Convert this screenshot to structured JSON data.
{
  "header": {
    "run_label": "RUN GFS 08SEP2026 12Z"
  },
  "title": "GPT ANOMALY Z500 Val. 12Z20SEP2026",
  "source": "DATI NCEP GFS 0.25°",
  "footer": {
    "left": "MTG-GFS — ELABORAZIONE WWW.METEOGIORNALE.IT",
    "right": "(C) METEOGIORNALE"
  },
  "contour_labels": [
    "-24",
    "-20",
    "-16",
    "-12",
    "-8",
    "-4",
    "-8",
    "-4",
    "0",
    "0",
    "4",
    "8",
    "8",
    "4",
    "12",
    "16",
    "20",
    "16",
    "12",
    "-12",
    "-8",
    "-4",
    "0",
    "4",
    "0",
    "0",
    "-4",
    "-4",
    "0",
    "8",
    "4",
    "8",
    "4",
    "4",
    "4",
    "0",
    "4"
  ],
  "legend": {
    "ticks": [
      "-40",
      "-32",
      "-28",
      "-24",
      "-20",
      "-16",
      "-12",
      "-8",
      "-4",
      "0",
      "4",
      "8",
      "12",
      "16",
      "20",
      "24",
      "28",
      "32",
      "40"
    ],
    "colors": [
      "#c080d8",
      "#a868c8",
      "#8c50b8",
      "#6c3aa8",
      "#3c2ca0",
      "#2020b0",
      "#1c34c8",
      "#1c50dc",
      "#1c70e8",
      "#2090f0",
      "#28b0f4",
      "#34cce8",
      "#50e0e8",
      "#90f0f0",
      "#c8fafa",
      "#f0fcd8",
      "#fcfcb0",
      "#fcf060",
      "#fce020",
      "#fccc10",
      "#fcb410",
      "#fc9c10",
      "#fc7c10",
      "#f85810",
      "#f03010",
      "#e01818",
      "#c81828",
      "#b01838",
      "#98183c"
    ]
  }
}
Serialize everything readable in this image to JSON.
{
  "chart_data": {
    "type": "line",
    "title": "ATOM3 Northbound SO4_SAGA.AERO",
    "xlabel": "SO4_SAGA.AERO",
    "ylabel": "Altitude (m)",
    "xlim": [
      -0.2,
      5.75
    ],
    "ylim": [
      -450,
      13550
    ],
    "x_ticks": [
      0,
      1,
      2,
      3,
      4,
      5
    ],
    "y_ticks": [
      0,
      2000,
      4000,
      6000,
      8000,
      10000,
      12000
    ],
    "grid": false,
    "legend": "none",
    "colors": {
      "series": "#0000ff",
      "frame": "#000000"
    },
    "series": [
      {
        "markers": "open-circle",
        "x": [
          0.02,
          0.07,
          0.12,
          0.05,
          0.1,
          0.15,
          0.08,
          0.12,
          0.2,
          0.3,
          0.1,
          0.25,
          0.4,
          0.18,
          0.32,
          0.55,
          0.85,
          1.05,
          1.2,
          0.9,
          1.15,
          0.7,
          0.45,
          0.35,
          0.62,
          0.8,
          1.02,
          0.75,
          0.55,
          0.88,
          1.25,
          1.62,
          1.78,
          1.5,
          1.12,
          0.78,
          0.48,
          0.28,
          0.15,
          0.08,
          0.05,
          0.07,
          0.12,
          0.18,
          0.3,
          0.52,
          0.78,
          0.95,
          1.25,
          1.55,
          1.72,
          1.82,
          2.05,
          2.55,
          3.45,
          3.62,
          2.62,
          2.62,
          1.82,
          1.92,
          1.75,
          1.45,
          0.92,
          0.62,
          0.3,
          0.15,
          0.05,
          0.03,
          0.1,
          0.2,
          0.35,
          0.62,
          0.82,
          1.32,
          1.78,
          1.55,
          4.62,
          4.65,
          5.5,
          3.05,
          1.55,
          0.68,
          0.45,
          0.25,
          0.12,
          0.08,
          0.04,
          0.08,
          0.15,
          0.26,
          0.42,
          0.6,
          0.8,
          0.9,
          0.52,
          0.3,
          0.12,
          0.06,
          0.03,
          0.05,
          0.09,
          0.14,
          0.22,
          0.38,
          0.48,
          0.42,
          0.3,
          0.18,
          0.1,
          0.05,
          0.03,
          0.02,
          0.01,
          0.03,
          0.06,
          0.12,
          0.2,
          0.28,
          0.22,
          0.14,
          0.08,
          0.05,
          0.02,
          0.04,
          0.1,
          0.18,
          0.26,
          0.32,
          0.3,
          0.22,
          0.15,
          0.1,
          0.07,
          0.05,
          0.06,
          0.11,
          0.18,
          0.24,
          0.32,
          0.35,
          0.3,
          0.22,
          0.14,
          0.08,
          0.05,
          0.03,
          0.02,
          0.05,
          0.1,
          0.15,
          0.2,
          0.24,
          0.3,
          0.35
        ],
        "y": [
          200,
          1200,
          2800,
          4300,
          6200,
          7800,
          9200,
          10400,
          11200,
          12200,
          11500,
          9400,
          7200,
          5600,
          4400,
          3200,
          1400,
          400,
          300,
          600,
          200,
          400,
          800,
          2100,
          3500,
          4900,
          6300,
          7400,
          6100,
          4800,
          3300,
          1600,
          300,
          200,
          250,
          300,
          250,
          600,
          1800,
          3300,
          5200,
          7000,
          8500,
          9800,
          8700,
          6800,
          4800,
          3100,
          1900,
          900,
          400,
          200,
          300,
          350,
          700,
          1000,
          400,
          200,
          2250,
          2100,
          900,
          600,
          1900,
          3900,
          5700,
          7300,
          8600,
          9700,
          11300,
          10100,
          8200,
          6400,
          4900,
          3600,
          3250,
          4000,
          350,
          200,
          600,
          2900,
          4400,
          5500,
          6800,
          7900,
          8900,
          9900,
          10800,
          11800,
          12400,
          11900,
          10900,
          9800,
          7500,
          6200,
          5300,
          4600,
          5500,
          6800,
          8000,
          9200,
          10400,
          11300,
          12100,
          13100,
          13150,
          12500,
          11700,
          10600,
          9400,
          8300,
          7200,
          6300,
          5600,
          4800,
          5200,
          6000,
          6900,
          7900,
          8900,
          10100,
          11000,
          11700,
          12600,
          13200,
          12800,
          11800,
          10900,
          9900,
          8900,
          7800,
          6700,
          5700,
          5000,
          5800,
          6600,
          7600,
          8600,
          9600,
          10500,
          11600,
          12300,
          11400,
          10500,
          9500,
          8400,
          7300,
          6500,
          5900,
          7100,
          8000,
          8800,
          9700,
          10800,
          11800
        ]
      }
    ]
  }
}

What the exercise asks | Every record above should be copied exactly.

Answer to the problem |
Convert this screenshot to structured JSON data.
{
  "header": {
    "run_label": "RUN GFS 08SEP2026 12Z"
  },
  "title": "GPT ANOMALY Z500 Val. 12Z20SEP2026",
  "source": "DATI NCEP GFS 0.25°",
  "footer": {
    "left": "MTG-GFS — ELABORAZIONE WWW.METEOGIORNALE.IT",
    "right": "(C) METEOGIORNALE"
  },
  "contour_labels": [
    "-24",
    "-20",
    "-16",
    "-12",
    "-8",
    "-4",
    "-8",
    "-4",
    "0",
    "0",
    "4",
    "8",
    "8",
    "4",
    "12",
    "16",
    "20",
    "16",
    "12",
    "-12",
    "-8",
    "-4",
    "0",
    "4",
    "0",
    "0",
    "-4",
    "-4",
    "0",
    "8",
    "4",
    "8",
    "4",
    "4",
    "4",
    "0",
    "4"
  ],
  "legend": {
    "ticks": [
      "-40",
      "-32",
      "-28",
      "-24",
      "-20",
      "-16",
      "-12",
      "-8",
      "-4",
      "0",
      "4",
      "8",
      "12",
      "16",
      "20",
      "24",
      "28",
      "32",
      "40"
    ],
    "colors": [
      "#c080d8",
      "#a868c8",
      "#8c50b8",
      "#6c3aa8",
      "#3c2ca0",
      "#2020b0",
      "#1c34c8",
      "#1c50dc",
      "#1c70e8",
      "#2090f0",
      "#28b0f4",
      "#34cce8",
      "#50e0e8",
      "#90f0f0",
      "#c8fafa",
      "#f0fcd8",
      "#fcfcb0",
      "#fcf060",
      "#fce020",
      "#fccc10",
      "#fcb410",
      "#fc9c10",
      "#fc7c10",
      "#f85810",
      "#f03010",
      "#e01818",
      "#c81828",
      "#b01838",
      "#98183c"
    ]
  }
}
Serialize everything readable in this image to JSON.
{
  "chart_data": {
    "type": "line",
    "title": "ATOM3 Northbound SO4_SAGA.AERO",
    "xlabel": "SO4_SAGA.AERO",
    "ylabel": "Altitude (m)",
    "xlim": [
      -0.2,
      5.75
    ],
    "ylim": [
      -450,
      13550
    ],
    "x_ticks": [
      0,
      1,
      2,
      3,
      4,
      5
    ],
    "y_ticks": [
      0,
      2000,
      4000,
      6000,
      8000,
      10000,
      12000
    ],
    "grid": false,
    "legend": "none",
    "colors": {
      "series": "#0000ff",
      "frame": "#000000"
    },
    "series": [
      {
        "markers": "open-circle",
        "x": [
          0.02,
          0.07,
          0.12,
          0.05,
          0.1,
          0.15,
          0.08,
          0.12,
          0.2,
          0.3,
          0.1,
          0.25,
          0.4,
          0.18,
          0.32,
          0.55,
          0.85,
          1.05,
          1.2,
          0.9,
          1.15,
          0.7,
          0.45,
          0.35,
          0.62,
          0.8,
          1.02,
          0.75,
          0.55,
          0.88,
          1.25,
          1.62,
          1.78,
          1.5,
          1.12,
          0.78,
          0.48,
          0.28,
          0.15,
          0.08,
          0.05,
          0.07,
          0.12,
          0.18,
          0.3,
          0.52,
          0.78,
          0.95,
          1.25,
          1.55,
          1.72,
          1.82,
          2.05,
          2.55,
          3.45,
          3.62,
          2.62,
          2.62,
          1.82,
          1.92,
          1.75,
          1.45,
          0.92,
          0.62,
          0.3,
          0.15,
          0.05,
          0.03,
          0.1,
          0.2,
          0.35,
          0.62,
          0.82,
          1.32,
          1.78,
          1.55,
          4.62,
          4.65,
          5.5,
          3.05,
          1.55,
          0.68,
          0.45,
          0.25,
          0.12,
          0.08,
          0.04,
          0.08,
          0.15,
          0.26,
          0.42,
          0.6,
          0.8,
          0.9,
          0.52,
          0.3,
          0.12,
          0.06,
          0.03,
          0.05,
          0.09,
          0.14,
          0.22,
          0.38,
          0.48,
          0.42,
          0.3,
          0.18,
          0.1,
          0.05,
          0.03,
          0.02,
          0.01,
          0.03,
          0.06,
          0.12,
          0.2,
          0.28,
          0.22,
          0.14,
          0.08,
          0.05,
          0.02,
          0.04,
          0.1,
          0.18,
          0.26,
          0.32,
          0.3,
          0.22,
          0.15,
          0.1,
          0.07,
          0.05,
          0.06,
          0.11,
          0.18,
          0.24,
          0.32,
          0.35,
          0.3,
          0.22,
          0.14,
          0.08,
          0.05,
          0.03,
          0.02,
          0.05,
          0.1,
          0.15,
          0.2,
          0.24,
          0.3,
          0.35
        ],
        "y": [
          200,
          1200,
          2800,
          4300,
          6200,
          7800,
          9200,
          10400,
          11200,
          12200,
          11500,
          9400,
          7200,
          5600,
          4400,
          3200,
          1400,
          400,
          300,
          600,
          200,
          400,
          800,
          2100,
          3500,
          4900,
          6300,
          7400,
          6100,
          4800,
          3300,
          1600,
          300,
          200,
          250,
          300,
          250,
          600,
          1800,
          3300,
          5200,
          7000,
          8500,
          9800,
          8700,
          6800,
          4800,
          3100,
          1900,
          900,
          400,
          200,
          300,
          350,
          700,
          1000,
          400,
          200,
          2250,
          2100,
          900,
          600,
          1900,
          3900,
          5700,
          7300,
          8600,
          9700,
          11300,
          10100,
          8200,
          6400,
          4900,
          3600,
          3250,
          4000,
          350,
          200,
          600,
          2900,
          4400,
          5500,
          6800,
          7900,
          8900,
          9900,
          10800,
          11800,
          12400,
          11900,
          10900,
          9800,
          7500,
          6200,
          5300,
          4600,
          5500,
          6800,
          8000,
          9200,
          10400,
          11300,
          12100,
          13100,
          13150,
          12500,
          11700,
          10600,
          9400,
          8300,
          7200,
          6300,
          5600,
          4800,
          5200,
          6000,
          6900,
          7900,
          8900,
          10100,
          11000,
          11700,
          12600,
          13200,
          12800,
          11800,
          10900,
          9900,
          8900,
          7800,
          6700,
          5700,
          5000,
          5800,
          6600,
          7600,
          8600,
          9600,
          10500,
          11600,
          12300,
          11400,
          10500,
          9500,
          8400,
          7300,
          6500,
          5900,
          7100,
          8000,
          8800,
          9700,
          10800,
          11800
        ]
      }
    ]
  }
}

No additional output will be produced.